[What this task involves]:
Lines that hold the word "through" should be located and copied.

[Supplied material]:
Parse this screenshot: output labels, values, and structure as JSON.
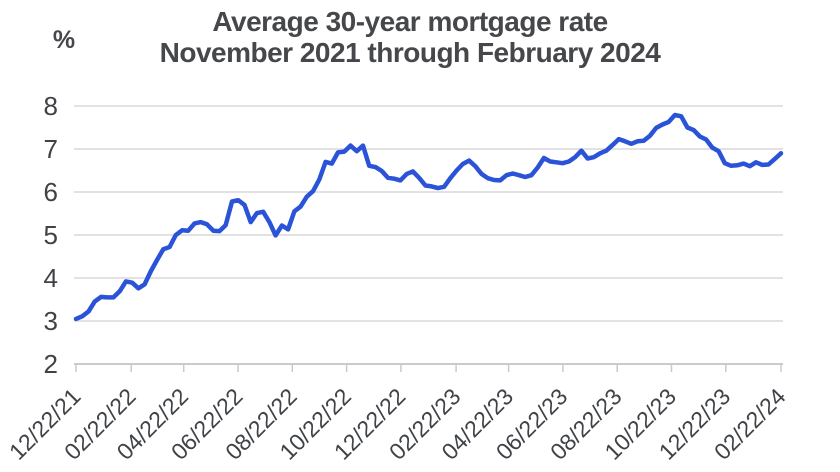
{
  "header": {
    "title_line1": "Average 30-year mortgage rate",
    "title_line2": "November 2021 through February 2024",
    "y_unit_label": "%"
  },
  "chart_data": {
    "type": "line",
    "title": "Average 30-year mortgage rate November 2021 through February 2024",
    "ylabel": "%",
    "xlabel": "",
    "ylim": [
      2,
      8
    ],
    "yticks": [
      8,
      7,
      6,
      5,
      4,
      3,
      2
    ],
    "grid": "horizontal",
    "legend": "none",
    "x_tick_labels": [
      "12/22/21",
      "02/22/22",
      "04/22/22",
      "06/22/22",
      "08/22/22",
      "10/22/22",
      "12/22/22",
      "02/22/23",
      "04/22/23",
      "06/22/23",
      "08/22/23",
      "10/22/23",
      "12/22/23",
      "02/22/24"
    ],
    "series": [
      {
        "name": "Average 30-year mortgage rate",
        "frequency": "weekly",
        "start": "12/22/21",
        "end": "02/22/24",
        "values": [
          3.05,
          3.11,
          3.22,
          3.45,
          3.56,
          3.55,
          3.55,
          3.69,
          3.92,
          3.89,
          3.76,
          3.85,
          4.16,
          4.42,
          4.67,
          4.72,
          5.0,
          5.11,
          5.1,
          5.27,
          5.3,
          5.25,
          5.1,
          5.09,
          5.23,
          5.78,
          5.81,
          5.7,
          5.3,
          5.51,
          5.54,
          5.3,
          4.99,
          5.22,
          5.13,
          5.55,
          5.66,
          5.89,
          6.02,
          6.29,
          6.7,
          6.66,
          6.92,
          6.94,
          7.08,
          6.95,
          7.08,
          6.61,
          6.58,
          6.49,
          6.33,
          6.31,
          6.27,
          6.42,
          6.48,
          6.33,
          6.15,
          6.13,
          6.09,
          6.12,
          6.32,
          6.5,
          6.65,
          6.73,
          6.6,
          6.42,
          6.32,
          6.28,
          6.27,
          6.39,
          6.43,
          6.39,
          6.35,
          6.39,
          6.57,
          6.79,
          6.71,
          6.69,
          6.67,
          6.71,
          6.81,
          6.96,
          6.78,
          6.81,
          6.9,
          6.96,
          7.09,
          7.23,
          7.18,
          7.12,
          7.18,
          7.19,
          7.31,
          7.49,
          7.57,
          7.63,
          7.79,
          7.76,
          7.5,
          7.44,
          7.29,
          7.22,
          7.03,
          6.95,
          6.67,
          6.61,
          6.62,
          6.66,
          6.6,
          6.69,
          6.63,
          6.64,
          6.77,
          6.9
        ]
      }
    ],
    "colors": {
      "line": "#2b53d7",
      "grid": "#d9d9da",
      "axis": "#c9cacc",
      "text": "#46474b",
      "tick_text": "#3f4246"
    }
  }
}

[Right answer]:
    "title_line2": "November 2021 through February 2024",
    "title": "Average 30-year mortgage rate November 2021 through February 2024",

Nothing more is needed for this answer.